• _Your goal_: Reproduce the lines of the records between the line holding "- day-number: 13: [17, 281, 118, 293]" and the line holding "- day-number: 27: [17, 504, 118, 516]", inclusive, without any changes.

[Data items]

———

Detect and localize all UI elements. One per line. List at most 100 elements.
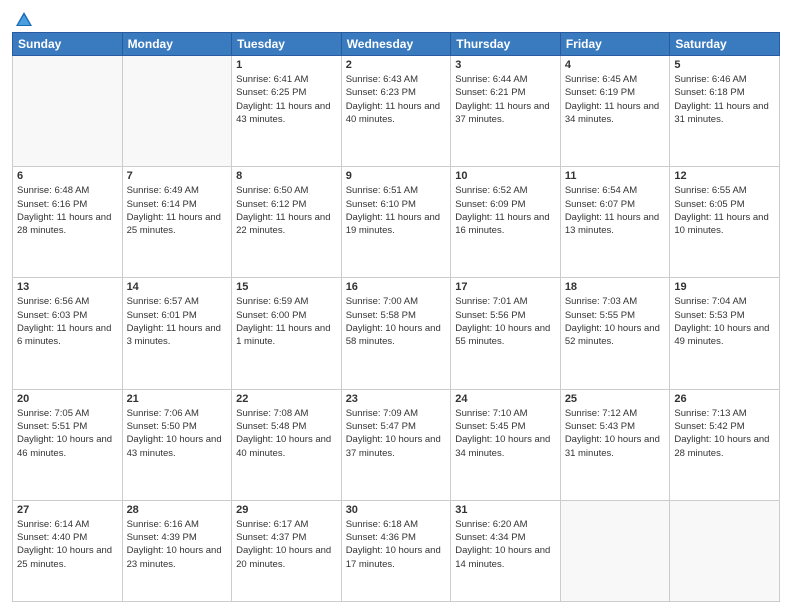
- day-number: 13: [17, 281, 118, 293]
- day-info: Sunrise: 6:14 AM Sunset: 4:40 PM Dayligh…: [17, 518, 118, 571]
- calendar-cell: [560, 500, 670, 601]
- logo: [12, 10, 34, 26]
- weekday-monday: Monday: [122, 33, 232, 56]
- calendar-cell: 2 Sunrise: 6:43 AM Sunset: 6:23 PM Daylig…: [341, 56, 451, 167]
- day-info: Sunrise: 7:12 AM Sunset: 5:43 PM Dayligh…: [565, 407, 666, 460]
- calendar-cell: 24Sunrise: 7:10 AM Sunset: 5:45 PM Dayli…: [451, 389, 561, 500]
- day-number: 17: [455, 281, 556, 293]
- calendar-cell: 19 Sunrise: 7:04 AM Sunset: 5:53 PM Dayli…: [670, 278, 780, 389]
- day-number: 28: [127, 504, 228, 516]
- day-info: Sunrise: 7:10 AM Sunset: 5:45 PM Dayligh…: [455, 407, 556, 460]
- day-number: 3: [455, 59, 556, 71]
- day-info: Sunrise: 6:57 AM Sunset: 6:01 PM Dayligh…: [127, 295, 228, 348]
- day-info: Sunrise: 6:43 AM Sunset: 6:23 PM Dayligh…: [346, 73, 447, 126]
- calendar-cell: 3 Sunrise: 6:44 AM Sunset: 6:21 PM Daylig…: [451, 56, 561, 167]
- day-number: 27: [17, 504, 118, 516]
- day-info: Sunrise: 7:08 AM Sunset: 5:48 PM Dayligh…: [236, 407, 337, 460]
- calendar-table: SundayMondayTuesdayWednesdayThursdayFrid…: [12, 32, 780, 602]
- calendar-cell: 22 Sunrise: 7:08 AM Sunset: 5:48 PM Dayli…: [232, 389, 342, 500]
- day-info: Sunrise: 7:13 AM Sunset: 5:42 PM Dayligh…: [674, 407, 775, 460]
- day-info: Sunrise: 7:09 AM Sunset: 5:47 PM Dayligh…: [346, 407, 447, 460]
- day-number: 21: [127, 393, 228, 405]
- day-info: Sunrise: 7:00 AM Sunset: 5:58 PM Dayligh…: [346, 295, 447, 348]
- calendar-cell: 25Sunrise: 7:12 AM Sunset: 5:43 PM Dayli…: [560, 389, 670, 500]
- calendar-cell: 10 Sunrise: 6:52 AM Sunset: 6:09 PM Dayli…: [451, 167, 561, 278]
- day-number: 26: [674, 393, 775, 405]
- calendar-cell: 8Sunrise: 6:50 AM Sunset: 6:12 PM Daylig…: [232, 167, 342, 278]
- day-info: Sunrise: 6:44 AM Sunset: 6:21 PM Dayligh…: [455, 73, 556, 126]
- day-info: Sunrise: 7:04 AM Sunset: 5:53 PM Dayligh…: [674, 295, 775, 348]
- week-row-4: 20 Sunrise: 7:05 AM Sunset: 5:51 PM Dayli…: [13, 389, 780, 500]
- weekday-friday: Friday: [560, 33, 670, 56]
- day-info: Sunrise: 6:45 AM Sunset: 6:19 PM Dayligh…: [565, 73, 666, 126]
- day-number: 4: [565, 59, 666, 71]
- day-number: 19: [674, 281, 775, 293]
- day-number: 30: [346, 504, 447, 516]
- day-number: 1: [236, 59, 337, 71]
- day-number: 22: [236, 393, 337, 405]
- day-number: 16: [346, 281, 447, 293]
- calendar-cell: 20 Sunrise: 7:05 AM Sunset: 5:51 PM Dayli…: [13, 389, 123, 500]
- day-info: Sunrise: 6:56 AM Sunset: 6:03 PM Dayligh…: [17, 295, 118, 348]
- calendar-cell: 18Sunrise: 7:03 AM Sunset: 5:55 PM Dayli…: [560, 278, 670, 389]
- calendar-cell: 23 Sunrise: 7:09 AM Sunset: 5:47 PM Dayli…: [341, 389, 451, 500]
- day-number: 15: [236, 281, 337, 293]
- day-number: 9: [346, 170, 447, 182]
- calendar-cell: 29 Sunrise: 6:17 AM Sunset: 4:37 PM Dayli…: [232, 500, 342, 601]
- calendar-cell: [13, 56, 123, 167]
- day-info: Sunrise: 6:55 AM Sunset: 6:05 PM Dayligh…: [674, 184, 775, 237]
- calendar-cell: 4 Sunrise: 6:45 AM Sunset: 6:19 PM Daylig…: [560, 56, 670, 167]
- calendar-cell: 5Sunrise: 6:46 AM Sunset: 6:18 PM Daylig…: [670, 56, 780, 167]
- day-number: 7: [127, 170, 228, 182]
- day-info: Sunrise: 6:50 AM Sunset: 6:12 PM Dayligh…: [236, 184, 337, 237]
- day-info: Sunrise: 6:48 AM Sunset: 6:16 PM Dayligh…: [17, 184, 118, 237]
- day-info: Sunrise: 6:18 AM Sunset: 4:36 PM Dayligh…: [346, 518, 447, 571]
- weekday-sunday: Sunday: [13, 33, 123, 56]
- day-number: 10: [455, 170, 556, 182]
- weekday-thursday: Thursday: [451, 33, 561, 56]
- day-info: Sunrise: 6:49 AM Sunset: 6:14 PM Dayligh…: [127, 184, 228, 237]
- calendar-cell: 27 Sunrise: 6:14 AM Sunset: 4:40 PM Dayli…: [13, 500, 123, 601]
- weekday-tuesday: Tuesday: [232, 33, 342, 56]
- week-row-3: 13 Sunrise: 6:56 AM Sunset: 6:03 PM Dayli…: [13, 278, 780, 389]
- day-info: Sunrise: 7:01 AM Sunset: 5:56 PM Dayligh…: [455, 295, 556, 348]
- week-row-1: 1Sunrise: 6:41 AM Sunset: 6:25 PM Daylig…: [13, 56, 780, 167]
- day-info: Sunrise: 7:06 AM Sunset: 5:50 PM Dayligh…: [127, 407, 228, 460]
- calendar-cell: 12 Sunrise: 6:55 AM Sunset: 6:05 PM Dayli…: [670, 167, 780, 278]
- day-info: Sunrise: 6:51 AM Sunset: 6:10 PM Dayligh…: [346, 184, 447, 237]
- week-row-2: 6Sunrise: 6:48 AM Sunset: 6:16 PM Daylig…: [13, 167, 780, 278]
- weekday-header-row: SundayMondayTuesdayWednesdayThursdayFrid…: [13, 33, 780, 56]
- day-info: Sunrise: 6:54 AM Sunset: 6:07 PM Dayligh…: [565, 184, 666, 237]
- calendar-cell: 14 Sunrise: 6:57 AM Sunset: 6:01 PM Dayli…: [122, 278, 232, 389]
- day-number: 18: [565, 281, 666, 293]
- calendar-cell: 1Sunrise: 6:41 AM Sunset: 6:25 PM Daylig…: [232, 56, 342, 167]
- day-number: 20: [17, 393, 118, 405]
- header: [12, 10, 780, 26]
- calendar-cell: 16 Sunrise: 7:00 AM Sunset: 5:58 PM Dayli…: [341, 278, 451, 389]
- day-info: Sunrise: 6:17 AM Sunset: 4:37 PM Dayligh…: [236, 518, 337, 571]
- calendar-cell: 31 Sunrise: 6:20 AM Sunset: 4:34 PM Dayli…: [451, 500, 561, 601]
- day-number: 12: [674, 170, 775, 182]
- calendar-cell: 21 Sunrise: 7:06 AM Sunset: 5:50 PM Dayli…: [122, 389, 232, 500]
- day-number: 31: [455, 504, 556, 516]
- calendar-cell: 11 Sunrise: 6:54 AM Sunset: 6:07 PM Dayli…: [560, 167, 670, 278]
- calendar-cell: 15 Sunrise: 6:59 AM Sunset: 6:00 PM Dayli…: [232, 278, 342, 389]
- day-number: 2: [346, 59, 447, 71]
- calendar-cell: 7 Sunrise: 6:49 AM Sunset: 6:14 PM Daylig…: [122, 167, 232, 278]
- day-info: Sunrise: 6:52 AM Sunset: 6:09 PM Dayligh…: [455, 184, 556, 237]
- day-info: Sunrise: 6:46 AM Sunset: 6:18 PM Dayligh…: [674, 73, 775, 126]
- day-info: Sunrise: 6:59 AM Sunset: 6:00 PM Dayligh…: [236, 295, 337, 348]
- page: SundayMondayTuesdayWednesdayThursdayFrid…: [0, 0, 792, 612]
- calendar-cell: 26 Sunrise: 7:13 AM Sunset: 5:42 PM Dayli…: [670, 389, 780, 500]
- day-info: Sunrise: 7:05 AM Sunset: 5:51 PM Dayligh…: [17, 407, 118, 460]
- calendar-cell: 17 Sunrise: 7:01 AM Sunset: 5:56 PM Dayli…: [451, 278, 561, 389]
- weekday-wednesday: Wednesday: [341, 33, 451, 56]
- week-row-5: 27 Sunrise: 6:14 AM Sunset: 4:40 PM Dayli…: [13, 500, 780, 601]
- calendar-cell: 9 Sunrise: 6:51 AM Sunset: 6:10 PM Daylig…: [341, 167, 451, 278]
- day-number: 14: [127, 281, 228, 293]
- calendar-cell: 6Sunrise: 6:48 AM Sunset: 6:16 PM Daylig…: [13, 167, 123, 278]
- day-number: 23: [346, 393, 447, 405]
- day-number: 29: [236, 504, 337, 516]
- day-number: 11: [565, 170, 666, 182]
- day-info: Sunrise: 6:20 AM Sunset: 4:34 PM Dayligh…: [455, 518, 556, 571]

———

• _Written answer_:
- day-number: 13: [17, 281, 118, 293]
- day-info: Sunrise: 6:14 AM Sunset: 4:40 PM Dayligh…: [17, 518, 118, 571]
- calendar-cell: [560, 500, 670, 601]
- logo: [12, 10, 34, 26]
- weekday-monday: Monday: [122, 33, 232, 56]
- calendar-cell: 2 Sunrise: 6:43 AM Sunset: 6:23 PM Daylig…: [341, 56, 451, 167]
- day-info: Sunrise: 7:12 AM Sunset: 5:43 PM Dayligh…: [565, 407, 666, 460]
- calendar-cell: 24Sunrise: 7:10 AM Sunset: 5:45 PM Dayli…: [451, 389, 561, 500]
- day-number: 17: [455, 281, 556, 293]
- calendar-cell: 19 Sunrise: 7:04 AM Sunset: 5:53 PM Dayli…: [670, 278, 780, 389]
- day-number: 28: [127, 504, 228, 516]
- day-info: Sunrise: 7:10 AM Sunset: 5:45 PM Dayligh…: [455, 407, 556, 460]
- day-number: 3: [455, 59, 556, 71]
- day-info: Sunrise: 6:57 AM Sunset: 6:01 PM Dayligh…: [127, 295, 228, 348]
- day-info: Sunrise: 6:43 AM Sunset: 6:23 PM Dayligh…: [346, 73, 447, 126]
- calendar-cell: 3 Sunrise: 6:44 AM Sunset: 6:21 PM Daylig…: [451, 56, 561, 167]
- day-number: 27: [17, 504, 118, 516]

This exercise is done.